## [WHAT IS ASKED]
Output all of the records exactly as written.

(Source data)

====

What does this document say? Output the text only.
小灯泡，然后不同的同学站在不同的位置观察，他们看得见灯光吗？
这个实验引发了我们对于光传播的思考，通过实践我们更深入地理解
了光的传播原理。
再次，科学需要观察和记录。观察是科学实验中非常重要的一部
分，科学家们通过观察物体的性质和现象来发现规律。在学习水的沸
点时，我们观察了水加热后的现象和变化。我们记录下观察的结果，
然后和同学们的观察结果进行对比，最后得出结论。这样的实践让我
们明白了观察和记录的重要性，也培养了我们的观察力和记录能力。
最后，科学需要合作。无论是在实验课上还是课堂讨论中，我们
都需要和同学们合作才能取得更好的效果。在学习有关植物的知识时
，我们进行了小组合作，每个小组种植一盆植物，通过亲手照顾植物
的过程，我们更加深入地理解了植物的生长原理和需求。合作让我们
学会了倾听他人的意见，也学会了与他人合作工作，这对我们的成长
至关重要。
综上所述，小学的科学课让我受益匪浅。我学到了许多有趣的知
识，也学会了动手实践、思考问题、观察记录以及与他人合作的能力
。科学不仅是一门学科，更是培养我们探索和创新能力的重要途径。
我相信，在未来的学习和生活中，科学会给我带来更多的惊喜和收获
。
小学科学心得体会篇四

====

## [SOLUTION FOR THIS TASK]
What does this document say? Output the text only.
小灯泡，然后不同的同学站在不同的位置观察，他们看得见灯光吗？
这个实验引发了我们对于光传播的思考，通过实践我们更深入地理解
了光的传播原理。
再次，科学需要观察和记录。观察是科学实验中非常重要的一部
分，科学家们通过观察物体的性质和现象来发现规律。在学习水的沸
点时，我们观察了水加热后的现象和变化。我们记录下观察的结果，
然后和同学们的观察结果进行对比，最后得出结论。这样的实践让我
们明白了观察和记录的重要性，也培养了我们的观察力和记录能力。
最后，科学需要合作。无论是在实验课上还是课堂讨论中，我们
都需要和同学们合作才能取得更好的效果。在学习有关植物的知识时
，我们进行了小组合作，每个小组种植一盆植物，通过亲手照顾植物
的过程，我们更加深入地理解了植物的生长原理和需求。合作让我们
学会了倾听他人的意见，也学会了与他人合作工作，这对我们的成长
至关重要。
综上所述，小学的科学课让我受益匪浅。我学到了许多有趣的知
识，也学会了动手实践、思考问题、观察记录以及与他人合作的能力
。科学不仅是一门学科，更是培养我们探索和创新能力的重要途径。
我相信，在未来的学习和生活中，科学会给我带来更多的惊喜和收获
。
小学科学心得体会篇四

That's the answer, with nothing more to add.